DATASET RECORDS:
=====
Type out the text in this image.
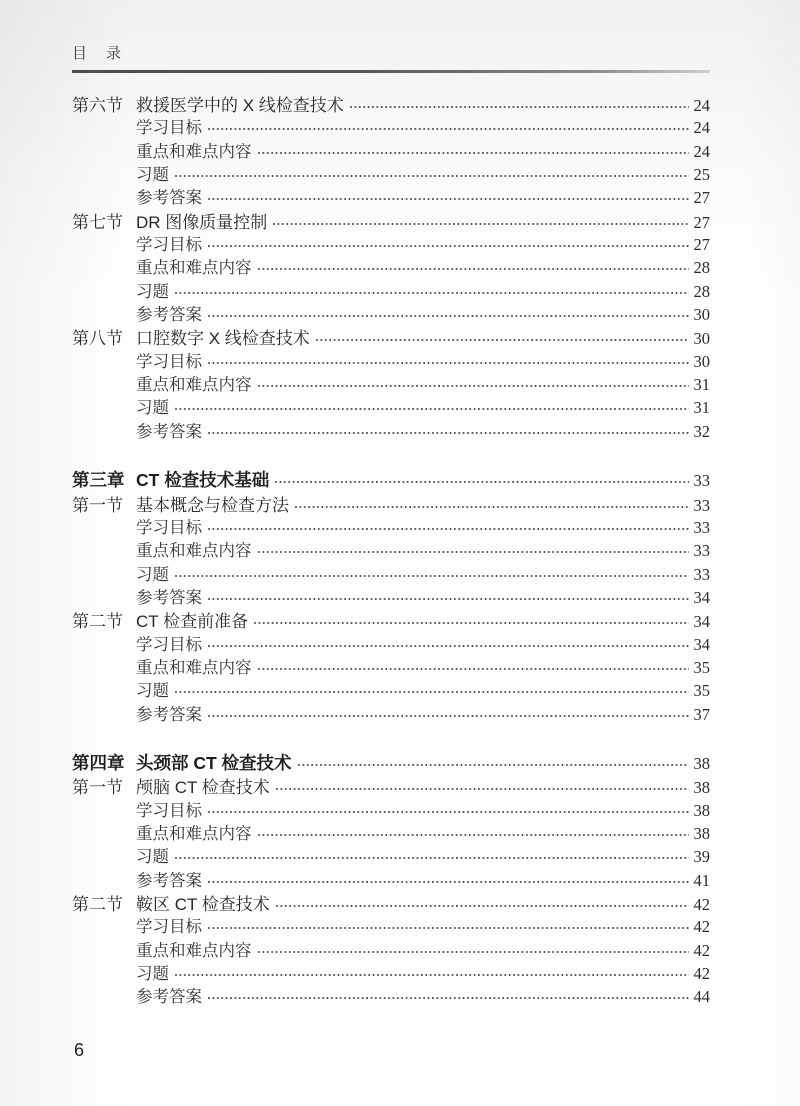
目　录
第六节 救援医学中的 X 线检查技术	24
学习目标	24
重点和难点内容	24
习题	25
参考答案	27
第七节 DR 图像质量控制	27
学习目标	27
重点和难点内容	28
习题	28
参考答案	30
第八节 口腔数字 X 线检查技术	30
学习目标	30
重点和难点内容	31
习题	31
参考答案	32
第三章 CT 检查技术基础	33
第一节 基本概念与检查方法	33
学习目标	33
重点和难点内容	33
习题	33
参考答案	34
第二节 CT 检查前准备	34
学习目标	34
重点和难点内容	35
习题	35
参考答案	37
第四章 头颈部 CT 检查技术	38
第一节 颅脑 CT 检查技术	38
学习目标	38
重点和难点内容	38
习题	39
参考答案	41
第二节 鞍区 CT 检查技术	42
学习目标	42
重点和难点内容	42
习题	42
参考答案	44
6
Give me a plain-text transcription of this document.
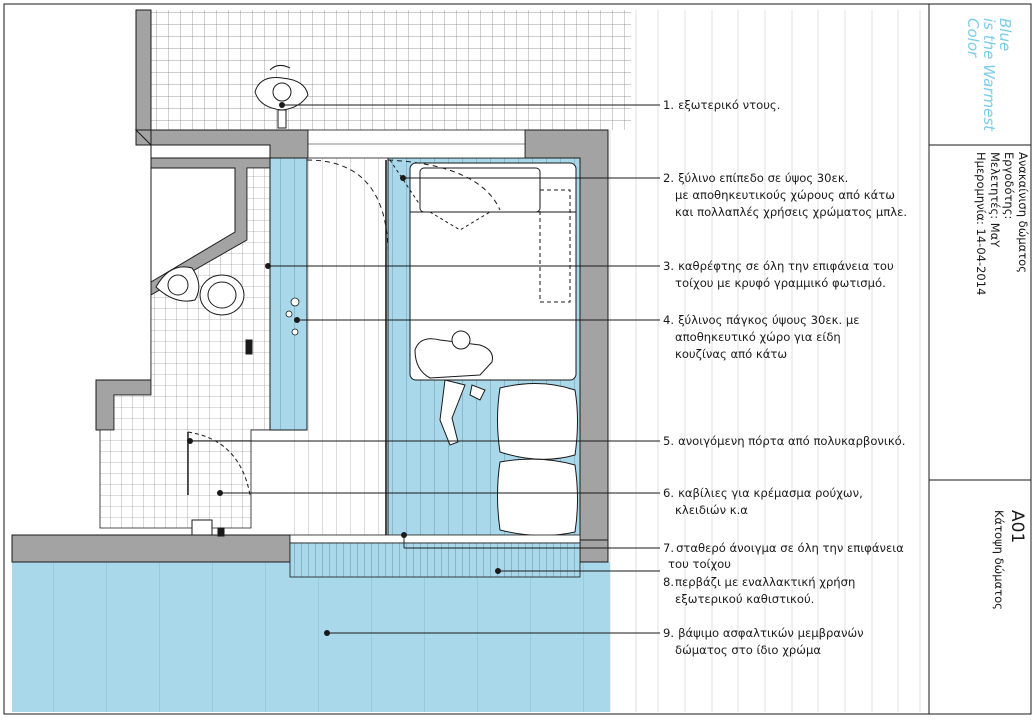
1. εξωτερικό ντους.
2. ξύλινο επίπεδο σε ύψος 30εκ.
με αποθηκευτικούς χώρους από κάτω
και πολλαπλές χρήσεις χρώματος μπλε.
3. καθρέφτης σε όλη την επιφάνεια του
τοίχου με κρυφό γραμμικό φωτισμό.
4. ξύλινος πάγκος ύψους 30εκ. με
αποθηκευτικό χώρο για είδη
κουζίνας από κάτω
5. ανοιγόμενη πόρτα από πολυκαρβονικό.
6. καβίλιες για κρέμασμα ρούχων,
κλειδιών κ.α
7. σταθερό άνοιγμα σε όλη την επιφάνεια
του τοίχου
8. περβάζι με εναλλακτική χρήση
εξωτερικού καθιστικού.
9. βάψιμο ασφαλτικών μεμβρανών
δώματος στο ίδιο χρώμα
Blue
is the Warmest
Color
Ανακαίνιση δώματος
Εργοδότης:
Μελετητές: ΜαΥ
Ημερομηνία: 14-04-2014
A01
Κάτοψη δώματος
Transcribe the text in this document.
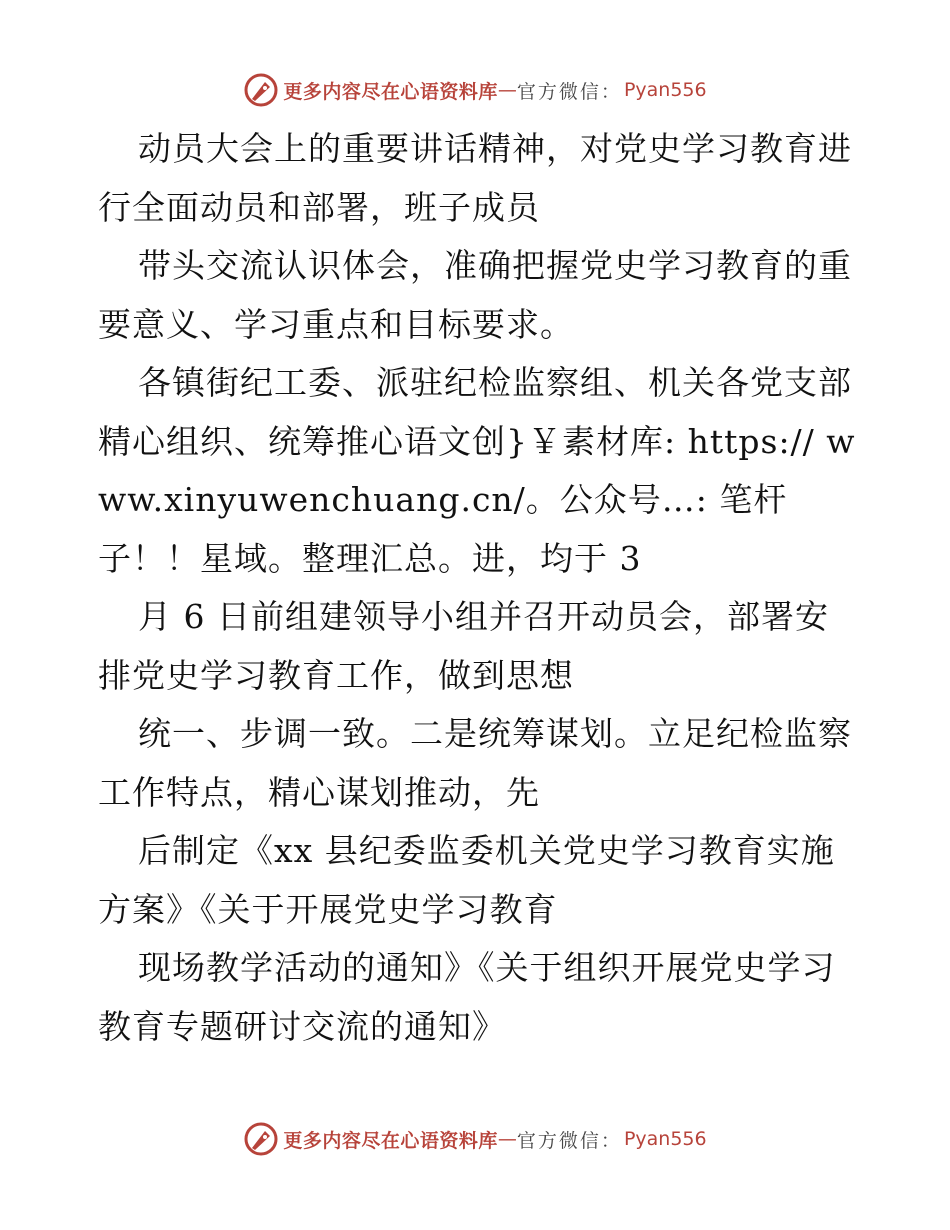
更多内容尽在心语资料库 — 官方微信： Pyan556

动员大会上的重要讲话精神，对党史学习教育进行全面动员和部署，班子成员

带头交流认识体会，准确把握党史学习教育的重要意义、学习重点和目标要求。

各镇街纪工委、派驻纪检监察组、机关各党支部精心组织、统筹推心语文创}￥素材库: https:// www.xinyuwenchuang.cn/。公众号…: 笔杆子！！星域。整理汇总。进，均于 3

月 6 日前组建领导小组并召开动员会，部署安排党史学习教育工作，做到思想

统一、步调一致。二是统筹谋划。立足纪检监察工作特点，精心谋划推动，先

后制定《xx 县纪委监委机关党史学习教育实施方案》《关于开展党史学习教育

现场教学活动的通知》《关于组织开展党史学习教育专题研讨交流的通知》

更多内容尽在心语资料库 — 官方微信： Pyan556
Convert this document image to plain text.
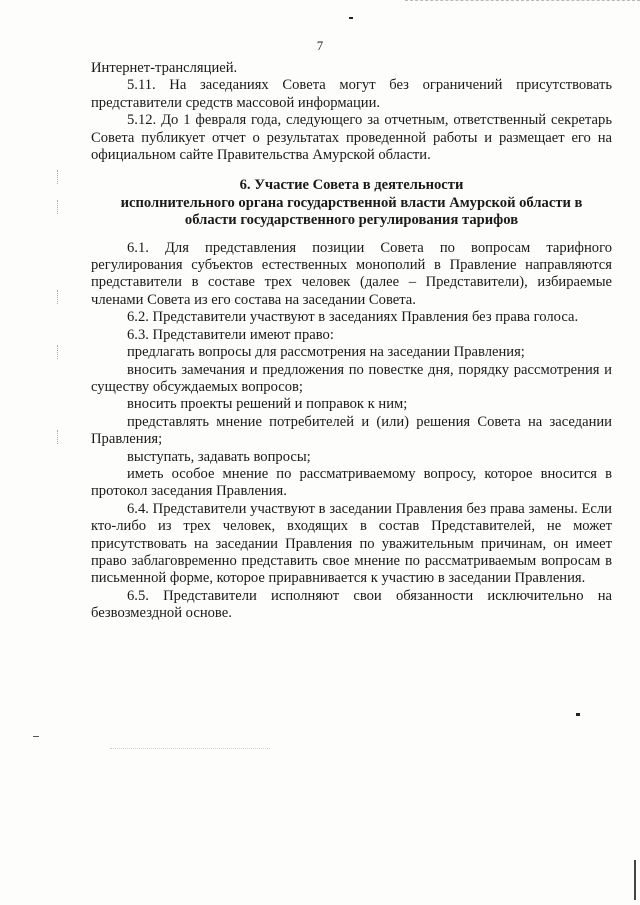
7

Интернет-трансляцией.

5.11. На заседаниях Совета могут без ограничений присутствовать представители средств массовой информации.

5.12. До 1 февраля года, следующего за отчетным, ответственный секретарь Совета публикует отчет о результатах проведенной работы и размещает его на официальном сайте Правительства Амурской области.

6. Участие Совета в деятельности
исполнительного органа государственной власти Амурской области в
области государственного регулирования тарифов

6.1. Для представления позиции Совета по вопросам тарифного регулирования субъектов естественных монополий в Правление направляются представители в составе трех человек (далее – Представители), избираемые членами Совета из его состава на заседании Совета.

6.2. Представители участвуют в заседаниях Правления без права голоса.

6.3. Представители имеют право:

предлагать вопросы для рассмотрения на заседании Правления;

вносить замечания и предложения по повестке дня, порядку рассмотрения и существу обсуждаемых вопросов;

вносить проекты решений и поправок к ним;

представлять мнение потребителей и (или) решения Совета на заседании Правления;

выступать, задавать вопросы;

иметь особое мнение по рассматриваемому вопросу, которое вносится в протокол заседания Правления.

6.4. Представители участвуют в заседании Правления без права замены. Если кто-либо из трех человек, входящих в состав Представителей, не может присутствовать на заседании Правления по уважительным причинам, он имеет право заблаговременно представить свое мнение по рассматриваемым вопросам в письменной форме, которое приравнивается к участию в заседании Правления.

6.5. Представители исполняют свои обязанности исключительно на безвозмездной основе.
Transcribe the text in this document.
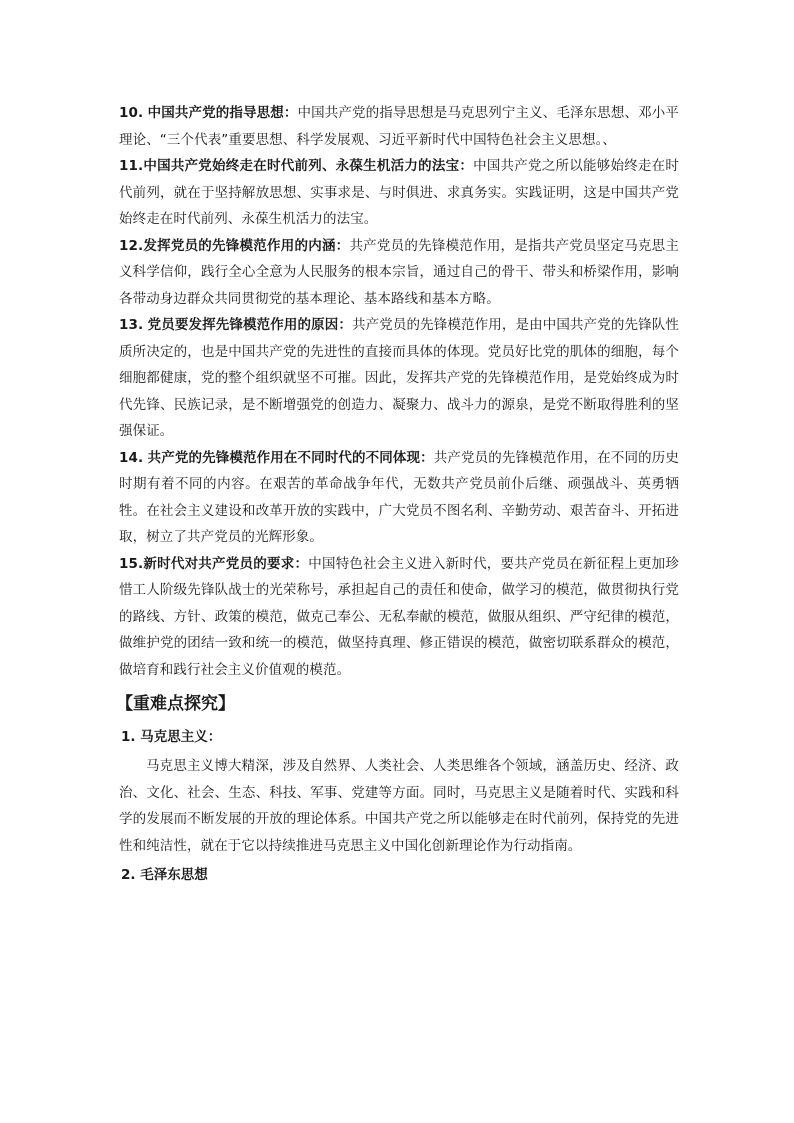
10. 中国共产党的指导思想：中国共产党的指导思想是马克思列宁主义、毛泽东思想、邓小平理论、“三个代表”重要思想、科学发展观、习近平新时代中国特色社会主义思想。、

11.中国共产党始终走在时代前列、永葆生机活力的法宝：中国共产党之所以能够始终走在时代前列，就在于坚持解放思想、实事求是、与时俱进、求真务实。实践证明，这是中国共产党始终走在时代前列、永葆生机活力的法宝。

12.发挥党员的先锋模范作用的内涵：共产党员的先锋模范作用，是指共产党员坚定马克思主义科学信仰，践行全心全意为人民服务的根本宗旨，通过自己的骨干、带头和桥梁作用，影响各带动身边群众共同贯彻党的基本理论、基本路线和基本方略。

13. 党员要发挥先锋模范作用的原因：共产党员的先锋模范作用，是由中国共产党的先锋队性质所决定的，也是中国共产党的先进性的直接而具体的体现。党员好比党的肌体的细胞，每个细胞都健康，党的整个组织就坚不可摧。因此，发挥共产党的先锋模范作用，是党始终成为时代先锋、民族记录，是不断增强党的创造力、凝聚力、战斗力的源泉，是党不断取得胜利的坚强保证。

14. 共产党的先锋模范作用在不同时代的不同体现：共产党员的先锋模范作用，在不同的历史时期有着不同的内容。在艰苦的革命战争年代，无数共产党员前仆后继、顽强战斗、英勇牺牲。在社会主义建设和改革开放的实践中，广大党员不图名利、辛勤劳动、艰苦奋斗、开拓进取，树立了共产党员的光辉形象。

15.新时代对共产党员的要求：中国特色社会主义进入新时代，要共产党员在新征程上更加珍惜工人阶级先锋队战士的光荣称号，承担起自己的责任和使命，做学习的模范，做贯彻执行党的路线、方针、政策的模范，做克己奉公、无私奉献的模范，做服从组织、严守纪律的模范，做维护党的团结一致和统一的模范，做坚持真理、修正错误的模范，做密切联系群众的模范，做培育和践行社会主义价值观的模范。

【重难点探究】
1. 马克思主义：

马克思主义博大精深，涉及自然界、人类社会、人类思维各个领域，涵盖历史、经济、政治、文化、社会、生态、科技、军事、党建等方面。同时，马克思主义是随着时代、实践和科学的发展而不断发展的开放的理论体系。中国共产党之所以能够走在时代前列，保持党的先进性和纯洁性，就在于它以持续推进马克思主义中国化创新理论作为行动指南。

2. 毛泽东思想
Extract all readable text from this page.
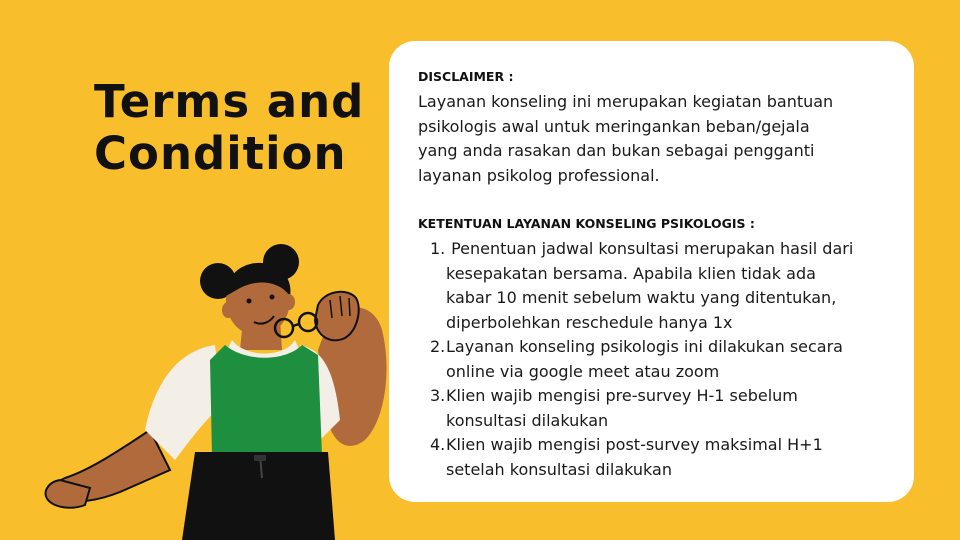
Terms and
Condition
DISCLAIMER :
Layanan konseling ini merupakan kegiatan bantuan
psikologis awal untuk meringankan beban/gejala
yang anda rasakan dan bukan sebagai pengganti
layanan psikolog professional.
KETENTUAN LAYANAN KONSELING PSIKOLOGIS :
1. Penentuan jadwal konsultasi merupakan hasil dari
kesepakatan bersama. Apabila klien tidak ada
kabar 10 menit sebelum waktu yang ditentukan,
diperbolehkan reschedule hanya 1x
2. Layanan konseling psikologis ini dilakukan secara
online via google meet atau zoom
3. Klien wajib mengisi pre-survey H-1 sebelum
konsultasi dilakukan
4. Klien wajib mengisi post-survey maksimal H+1
setelah konsultasi dilakukan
=====
WHAT IS ASKED: Quote the data exactly, leaving every image out of the copy.

ANSWER TO THE PROBLEM:
Type out the text in this image.
目　录
第六节 救援医学中的 X 线检查技术	24
学习目标	24
重点和难点内容	24
习题	25
参考答案	27
第七节 DR 图像质量控制	27
学习目标	27
重点和难点内容	28
习题	28
参考答案	30
第八节 口腔数字 X 线检查技术	30
学习目标	30
重点和难点内容	31
习题	31
参考答案	32
第三章 CT 检查技术基础	33
第一节 基本概念与检查方法	33
学习目标	33
重点和难点内容	33
习题	33
参考答案	34
第二节 CT 检查前准备	34
学习目标	34
重点和难点内容	35
习题	35
参考答案	37
第四章 头颈部 CT 检查技术	38
第一节 颅脑 CT 检查技术	38
学习目标	38
重点和难点内容	38
习题	39
参考答案	41
第二节 鞍区 CT 检查技术	42
学习目标	42
重点和难点内容	42
习题	42
参考答案	44
6
Give me a plain-text transcription of this document.
1. εξωτερικό ντους.
2. ξύλινο επίπεδο σε ύψος 30εκ.
με αποθηκευτικούς χώρους από κάτω
και πολλαπλές χρήσεις χρώματος μπλε.
3. καθρέφτης σε όλη την επιφάνεια του
τοίχου με κρυφό γραμμικό φωτισμό.
4. ξύλινος πάγκος ύψους 30εκ. με
αποθηκευτικό χώρο για είδη
κουζίνας από κάτω
5. ανοιγόμενη πόρτα από πολυκαρβονικό.
6. καβίλιες για κρέμασμα ρούχων,
κλειδιών κ.α
7. σταθερό άνοιγμα σε όλη την επιφάνεια
του τοίχου
8. περβάζι με εναλλακτική χρήση
εξωτερικού καθιστικού.
9. βάψιμο ασφαλτικών μεμβρανών
δώματος στο ίδιο χρώμα
Blue
is the Warmest
Color
Ανακαίνιση δώματος
Εργοδότης:
Μελετητές: ΜαΥ
Ημερομηνία: 14-04-2014
A01
Κάτοψη δώματος
Transcribe the text in this document.
更多内容尽在心语资料库 — 官方微信： Pyan556

动员大会上的重要讲话精神，对党史学习教育进行全面动员和部署，班子成员

带头交流认识体会，准确把握党史学习教育的重要意义、学习重点和目标要求。

各镇街纪工委、派驻纪检监察组、机关各党支部精心组织、统筹推心语文创}￥素材库: https:// www.xinyuwenchuang.cn/。公众号…: 笔杆子！！星域。整理汇总。进，均于 3

月 6 日前组建领导小组并召开动员会，部署安排党史学习教育工作，做到思想

统一、步调一致。二是统筹谋划。立足纪检监察工作特点，精心谋划推动，先

后制定《xx 县纪委监委机关党史学习教育实施方案》《关于开展党史学习教育

现场教学活动的通知》《关于组织开展党史学习教育专题研讨交流的通知》

更多内容尽在心语资料库 — 官方微信： Pyan556
Convert this document image to plain text.
7

Интернет-трансляцией.

5.11. На заседаниях Совета могут без ограничений присутствовать представители средств массовой информации.

5.12. До 1 февраля года, следующего за отчетным, ответственный секретарь Совета публикует отчет о результатах проведенной работы и размещает его на официальном сайте Правительства Амурской области.

6. Участие Совета в деятельности
исполнительного органа государственной власти Амурской области в
области государственного регулирования тарифов

6.1. Для представления позиции Совета по вопросам тарифного регулирования субъектов естественных монополий в Правление направляются представители в составе трех человек (далее – Представители), избираемые членами Совета из его состава на заседании Совета.

6.2. Представители участвуют в заседаниях Правления без права голоса.

6.3. Представители имеют право:

предлагать вопросы для рассмотрения на заседании Правления;

вносить замечания и предложения по повестке дня, порядку рассмотрения и существу обсуждаемых вопросов;

вносить проекты решений и поправок к ним;

представлять мнение потребителей и (или) решения Совета на заседании Правления;

выступать, задавать вопросы;

иметь особое мнение по рассматриваемому вопросу, которое вносится в протокол заседания Правления.

6.4. Представители участвуют в заседании Правления без права замены. Если кто-либо из трех человек, входящих в состав Представителей, не может присутствовать на заседании Правления по уважительным причинам, он имеет право заблаговременно представить свое мнение по рассматриваемым вопросам в письменной форме, которое приравнивается к участию в заседании Правления.

6.5. Представители исполняют свои обязанности исключительно на безвозмездной основе.
Transcribe the text in this document.
10. 中国共产党的指导思想：中国共产党的指导思想是马克思列宁主义、毛泽东思想、邓小平理论、“三个代表”重要思想、科学发展观、习近平新时代中国特色社会主义思想。、

11.中国共产党始终走在时代前列、永葆生机活力的法宝：中国共产党之所以能够始终走在时代前列，就在于坚持解放思想、实事求是、与时俱进、求真务实。实践证明，这是中国共产党始终走在时代前列、永葆生机活力的法宝。

12.发挥党员的先锋模范作用的内涵：共产党员的先锋模范作用，是指共产党员坚定马克思主义科学信仰，践行全心全意为人民服务的根本宗旨，通过自己的骨干、带头和桥梁作用，影响各带动身边群众共同贯彻党的基本理论、基本路线和基本方略。

13. 党员要发挥先锋模范作用的原因：共产党员的先锋模范作用，是由中国共产党的先锋队性质所决定的，也是中国共产党的先进性的直接而具体的体现。党员好比党的肌体的细胞，每个细胞都健康，党的整个组织就坚不可摧。因此，发挥共产党的先锋模范作用，是党始终成为时代先锋、民族记录，是不断增强党的创造力、凝聚力、战斗力的源泉，是党不断取得胜利的坚强保证。

14. 共产党的先锋模范作用在不同时代的不同体现：共产党员的先锋模范作用，在不同的历史时期有着不同的内容。在艰苦的革命战争年代，无数共产党员前仆后继、顽强战斗、英勇牺牲。在社会主义建设和改革开放的实践中，广大党员不图名利、辛勤劳动、艰苦奋斗、开拓进取，树立了共产党员的光辉形象。

15.新时代对共产党员的要求：中国特色社会主义进入新时代，要共产党员在新征程上更加珍惜工人阶级先锋队战士的光荣称号，承担起自己的责任和使命，做学习的模范，做贯彻执行党的路线、方针、政策的模范，做克己奉公、无私奉献的模范，做服从组织、严守纪律的模范，做维护党的团结一致和统一的模范，做坚持真理、修正错误的模范，做密切联系群众的模范，做培育和践行社会主义价值观的模范。

【重难点探究】
1. 马克思主义：

马克思主义博大精深，涉及自然界、人类社会、人类思维各个领域，涵盖历史、经济、政治、文化、社会、生态、科技、军事、党建等方面。同时，马克思主义是随着时代、实践和科学的发展而不断发展的开放的理论体系。中国共产党之所以能够走在时代前列，保持党的先进性和纯洁性，就在于它以持续推进马克思主义中国化创新理论作为行动指南。

2. 毛泽东思想
Extract all readable text from this page.
Terms and
Condition
DISCLAIMER :
Layanan konseling ini merupakan kegiatan bantuan
psikologis awal untuk meringankan beban/gejala
yang anda rasakan dan bukan sebagai pengganti
layanan psikolog professional.
KETENTUAN LAYANAN KONSELING PSIKOLOGIS :
1. Penentuan jadwal konsultasi merupakan hasil dari
kesepakatan bersama. Apabila klien tidak ada
kabar 10 menit sebelum waktu yang ditentukan,
diperbolehkan reschedule hanya 1x
2. Layanan konseling psikologis ini dilakukan secara
online via google meet atau zoom
3. Klien wajib mengisi pre-survey H-1 sebelum
konsultasi dilakukan
4. Klien wajib mengisi post-survey maksimal H+1
setelah konsultasi dilakukan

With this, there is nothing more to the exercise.